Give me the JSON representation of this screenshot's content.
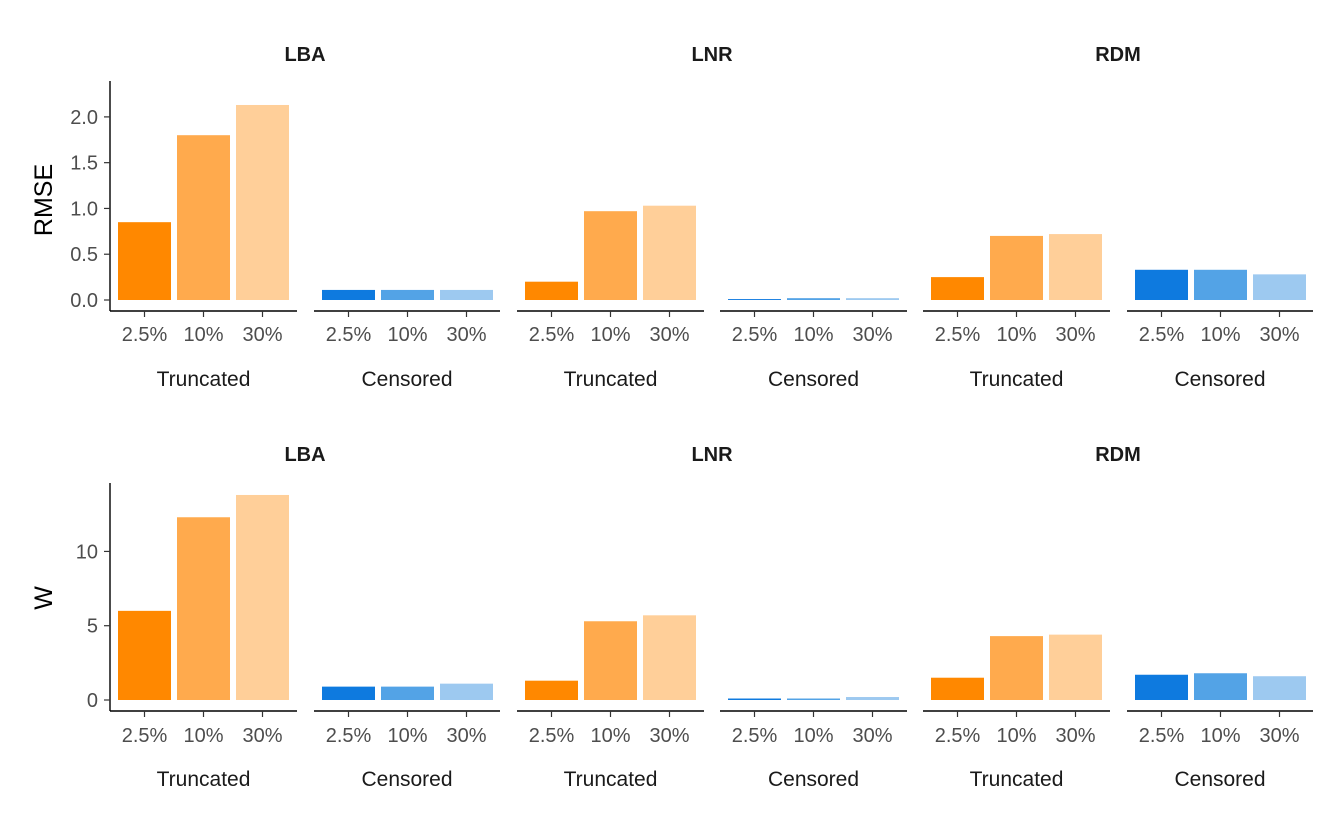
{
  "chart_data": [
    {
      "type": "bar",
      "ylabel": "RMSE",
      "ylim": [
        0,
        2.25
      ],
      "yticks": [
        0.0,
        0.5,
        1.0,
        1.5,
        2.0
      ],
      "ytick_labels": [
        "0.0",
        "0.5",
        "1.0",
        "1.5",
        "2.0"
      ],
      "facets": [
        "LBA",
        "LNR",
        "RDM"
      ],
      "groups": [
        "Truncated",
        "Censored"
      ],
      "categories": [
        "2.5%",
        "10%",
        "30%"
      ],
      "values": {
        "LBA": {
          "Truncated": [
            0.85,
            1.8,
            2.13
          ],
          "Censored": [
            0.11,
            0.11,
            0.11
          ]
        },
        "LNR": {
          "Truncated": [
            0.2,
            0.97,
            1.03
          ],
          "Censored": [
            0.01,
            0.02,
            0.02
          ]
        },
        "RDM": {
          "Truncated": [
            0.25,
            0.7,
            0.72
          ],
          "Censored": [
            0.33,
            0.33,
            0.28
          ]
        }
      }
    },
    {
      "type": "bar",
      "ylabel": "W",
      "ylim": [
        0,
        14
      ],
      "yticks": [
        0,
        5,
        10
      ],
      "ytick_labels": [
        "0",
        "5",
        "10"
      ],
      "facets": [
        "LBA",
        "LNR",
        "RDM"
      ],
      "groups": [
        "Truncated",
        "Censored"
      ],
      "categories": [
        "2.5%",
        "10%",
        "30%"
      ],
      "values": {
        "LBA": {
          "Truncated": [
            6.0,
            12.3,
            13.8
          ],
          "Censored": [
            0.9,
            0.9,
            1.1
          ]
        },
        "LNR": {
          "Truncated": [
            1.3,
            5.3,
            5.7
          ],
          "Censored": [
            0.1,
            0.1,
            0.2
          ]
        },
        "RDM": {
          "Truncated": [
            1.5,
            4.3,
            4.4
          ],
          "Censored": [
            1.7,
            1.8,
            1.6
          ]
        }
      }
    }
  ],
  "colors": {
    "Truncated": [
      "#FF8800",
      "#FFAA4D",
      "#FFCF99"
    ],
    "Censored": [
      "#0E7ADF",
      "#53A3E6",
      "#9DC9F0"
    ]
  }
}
_ _ _ _ _
What the task requires:
Reproduce the material above in full and without alteration, but skip all pictures.

Output:
Give me the JSON representation of this screenshot's content.
{
  "chart_data": [
    {
      "type": "bar",
      "ylabel": "RMSE",
      "ylim": [
        0,
        2.25
      ],
      "yticks": [
        0.0,
        0.5,
        1.0,
        1.5,
        2.0
      ],
      "ytick_labels": [
        "0.0",
        "0.5",
        "1.0",
        "1.5",
        "2.0"
      ],
      "facets": [
        "LBA",
        "LNR",
        "RDM"
      ],
      "groups": [
        "Truncated",
        "Censored"
      ],
      "categories": [
        "2.5%",
        "10%",
        "30%"
      ],
      "values": {
        "LBA": {
          "Truncated": [
            0.85,
            1.8,
            2.13
          ],
          "Censored": [
            0.11,
            0.11,
            0.11
          ]
        },
        "LNR": {
          "Truncated": [
            0.2,
            0.97,
            1.03
          ],
          "Censored": [
            0.01,
            0.02,
            0.02
          ]
        },
        "RDM": {
          "Truncated": [
            0.25,
            0.7,
            0.72
          ],
          "Censored": [
            0.33,
            0.33,
            0.28
          ]
        }
      }
    },
    {
      "type": "bar",
      "ylabel": "W",
      "ylim": [
        0,
        14
      ],
      "yticks": [
        0,
        5,
        10
      ],
      "ytick_labels": [
        "0",
        "5",
        "10"
      ],
      "facets": [
        "LBA",
        "LNR",
        "RDM"
      ],
      "groups": [
        "Truncated",
        "Censored"
      ],
      "categories": [
        "2.5%",
        "10%",
        "30%"
      ],
      "values": {
        "LBA": {
          "Truncated": [
            6.0,
            12.3,
            13.8
          ],
          "Censored": [
            0.9,
            0.9,
            1.1
          ]
        },
        "LNR": {
          "Truncated": [
            1.3,
            5.3,
            5.7
          ],
          "Censored": [
            0.1,
            0.1,
            0.2
          ]
        },
        "RDM": {
          "Truncated": [
            1.5,
            4.3,
            4.4
          ],
          "Censored": [
            1.7,
            1.8,
            1.6
          ]
        }
      }
    }
  ],
  "colors": {
    "Truncated": [
      "#FF8800",
      "#FFAA4D",
      "#FFCF99"
    ],
    "Censored": [
      "#0E7ADF",
      "#53A3E6",
      "#9DC9F0"
    ]
  }
}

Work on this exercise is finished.